■ Coordinate annotation records:
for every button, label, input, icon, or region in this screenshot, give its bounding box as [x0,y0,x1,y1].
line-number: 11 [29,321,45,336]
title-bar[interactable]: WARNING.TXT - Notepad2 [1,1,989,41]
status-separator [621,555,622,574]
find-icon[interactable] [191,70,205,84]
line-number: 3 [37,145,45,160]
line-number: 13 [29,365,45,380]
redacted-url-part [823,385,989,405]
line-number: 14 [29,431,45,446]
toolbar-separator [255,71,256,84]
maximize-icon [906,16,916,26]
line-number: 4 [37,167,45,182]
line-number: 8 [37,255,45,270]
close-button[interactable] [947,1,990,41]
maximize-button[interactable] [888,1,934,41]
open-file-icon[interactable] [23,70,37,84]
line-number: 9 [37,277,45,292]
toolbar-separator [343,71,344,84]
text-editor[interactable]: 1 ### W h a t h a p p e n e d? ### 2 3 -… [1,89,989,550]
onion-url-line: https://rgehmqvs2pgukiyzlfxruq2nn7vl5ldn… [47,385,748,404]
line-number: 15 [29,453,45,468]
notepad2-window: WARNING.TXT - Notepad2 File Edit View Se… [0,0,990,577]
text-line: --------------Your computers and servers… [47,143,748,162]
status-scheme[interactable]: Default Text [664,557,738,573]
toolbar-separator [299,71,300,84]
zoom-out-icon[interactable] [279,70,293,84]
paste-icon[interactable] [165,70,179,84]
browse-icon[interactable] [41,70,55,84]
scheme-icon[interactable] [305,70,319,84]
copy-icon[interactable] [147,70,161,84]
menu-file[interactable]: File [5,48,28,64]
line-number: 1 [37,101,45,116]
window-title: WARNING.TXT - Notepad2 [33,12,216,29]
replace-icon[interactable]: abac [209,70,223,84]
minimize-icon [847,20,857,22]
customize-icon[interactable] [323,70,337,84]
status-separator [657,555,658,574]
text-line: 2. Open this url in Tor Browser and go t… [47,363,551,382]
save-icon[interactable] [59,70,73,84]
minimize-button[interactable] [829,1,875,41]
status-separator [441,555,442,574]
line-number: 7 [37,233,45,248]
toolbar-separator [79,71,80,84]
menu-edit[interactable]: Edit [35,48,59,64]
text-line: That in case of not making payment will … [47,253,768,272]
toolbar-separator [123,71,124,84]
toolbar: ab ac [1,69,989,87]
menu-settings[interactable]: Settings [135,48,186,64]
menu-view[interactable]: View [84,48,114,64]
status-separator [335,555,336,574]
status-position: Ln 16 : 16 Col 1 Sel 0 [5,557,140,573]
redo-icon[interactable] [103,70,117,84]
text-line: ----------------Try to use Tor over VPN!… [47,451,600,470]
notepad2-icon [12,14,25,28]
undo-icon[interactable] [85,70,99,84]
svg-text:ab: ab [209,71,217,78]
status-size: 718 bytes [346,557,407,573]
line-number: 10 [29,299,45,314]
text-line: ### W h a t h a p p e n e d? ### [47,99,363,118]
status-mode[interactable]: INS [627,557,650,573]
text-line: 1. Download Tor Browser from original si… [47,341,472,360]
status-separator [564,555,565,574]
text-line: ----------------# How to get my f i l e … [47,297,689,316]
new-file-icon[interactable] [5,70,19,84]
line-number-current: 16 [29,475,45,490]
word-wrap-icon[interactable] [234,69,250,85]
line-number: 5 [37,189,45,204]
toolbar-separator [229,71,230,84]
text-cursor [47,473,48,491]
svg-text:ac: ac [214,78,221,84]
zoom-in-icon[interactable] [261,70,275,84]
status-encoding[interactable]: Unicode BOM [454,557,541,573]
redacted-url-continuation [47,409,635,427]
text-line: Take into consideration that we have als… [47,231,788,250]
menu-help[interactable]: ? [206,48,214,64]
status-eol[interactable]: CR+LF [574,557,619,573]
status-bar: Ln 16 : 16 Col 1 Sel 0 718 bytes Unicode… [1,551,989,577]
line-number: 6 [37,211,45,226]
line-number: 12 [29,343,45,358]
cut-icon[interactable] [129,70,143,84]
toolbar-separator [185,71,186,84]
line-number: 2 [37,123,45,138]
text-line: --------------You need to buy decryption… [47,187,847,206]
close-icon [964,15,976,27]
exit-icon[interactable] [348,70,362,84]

■ Work to be completed:
Return every line of the listing above, character for character, with nothing changed or left out.

■ Task result:
for every button, label, input, icon, or region in this screenshot, give its bounding box as [x0,y0,x1,y1].
line-number: 11 [29,321,45,336]
title-bar[interactable]: WARNING.TXT - Notepad2 [1,1,989,41]
status-separator [621,555,622,574]
find-icon[interactable] [191,70,205,84]
line-number: 3 [37,145,45,160]
line-number: 13 [29,365,45,380]
redacted-url-part [823,385,989,405]
line-number: 14 [29,431,45,446]
toolbar-separator [255,71,256,84]
maximize-icon [906,16,916,26]
line-number: 4 [37,167,45,182]
line-number: 8 [37,255,45,270]
close-button[interactable] [947,1,990,41]
maximize-button[interactable] [888,1,934,41]
open-file-icon[interactable] [23,70,37,84]
line-number: 9 [37,277,45,292]
toolbar-separator [343,71,344,84]
text-editor[interactable]: 1 ### W h a t h a p p e n e d? ### 2 3 -… [1,89,989,550]
onion-url-line: https://rgehmqvs2pgukiyzlfxruq2nn7vl5ldn… [47,385,748,404]
line-number: 15 [29,453,45,468]
notepad2-window: WARNING.TXT - Notepad2 File Edit View Se… [0,0,990,577]
text-line: --------------Your computers and servers… [47,143,748,162]
status-scheme[interactable]: Default Text [664,557,738,573]
toolbar-separator [299,71,300,84]
zoom-out-icon[interactable] [279,70,293,84]
paste-icon[interactable] [165,70,179,84]
browse-icon[interactable] [41,70,55,84]
scheme-icon[interactable] [305,70,319,84]
copy-icon[interactable] [147,70,161,84]
menu-file[interactable]: File [5,48,28,64]
line-number: 1 [37,101,45,116]
window-title: WARNING.TXT - Notepad2 [33,12,216,29]
replace-icon[interactable]: abac [209,70,223,84]
minimize-icon [847,20,857,22]
customize-icon[interactable] [323,70,337,84]
status-separator [657,555,658,574]
text-line: 2. Open this url in Tor Browser and go t… [47,363,551,382]
save-icon[interactable] [59,70,73,84]
minimize-button[interactable] [829,1,875,41]
status-separator [441,555,442,574]
line-number: 7 [37,233,45,248]
toolbar-separator [79,71,80,84]
menu-edit[interactable]: Edit [35,48,59,64]
text-line: That in case of not making payment will … [47,253,768,272]
toolbar-separator [123,71,124,84]
toolbar: ab ac [1,69,989,87]
menu-settings[interactable]: Settings [135,48,186,64]
menu-view[interactable]: View [84,48,114,64]
status-separator [335,555,336,574]
status-position: Ln 16 : 16 Col 1 Sel 0 [5,557,140,573]
redo-icon[interactable] [103,70,117,84]
text-line: ----------------Try to use Tor over VPN!… [47,451,600,470]
notepad2-icon [12,14,25,28]
undo-icon[interactable] [85,70,99,84]
svg-text:ab: ab [209,71,217,78]
status-size: 718 bytes [346,557,407,573]
line-number: 10 [29,299,45,314]
text-line: ### W h a t h a p p e n e d? ### [47,99,363,118]
status-mode[interactable]: INS [627,557,650,573]
text-line: 1. Download Tor Browser from original si… [47,341,472,360]
status-separator [564,555,565,574]
text-line: ----------------# How to get my f i l e … [47,297,689,316]
new-file-icon[interactable] [5,70,19,84]
line-number-current: 16 [29,475,45,490]
word-wrap-icon[interactable] [234,69,250,85]
line-number: 5 [37,189,45,204]
toolbar-separator [229,71,230,84]
text-cursor [47,473,48,491]
svg-text:ac: ac [214,78,221,84]
zoom-in-icon[interactable] [261,70,275,84]
status-encoding[interactable]: Unicode BOM [454,557,541,573]
redacted-url-continuation [47,409,635,427]
text-line: Take into consideration that we have als… [47,231,788,250]
menu-help[interactable]: ? [206,48,214,64]
status-eol[interactable]: CR+LF [574,557,619,573]
status-bar: Ln 16 : 16 Col 1 Sel 0 718 bytes Unicode… [1,551,989,577]
line-number: 6 [37,211,45,226]
line-number: 12 [29,343,45,358]
cut-icon[interactable] [129,70,143,84]
toolbar-separator [185,71,186,84]
line-number: 2 [37,123,45,138]
text-line: --------------You need to buy decryption… [47,187,847,206]
close-icon [964,15,976,27]
exit-icon[interactable] [348,70,362,84]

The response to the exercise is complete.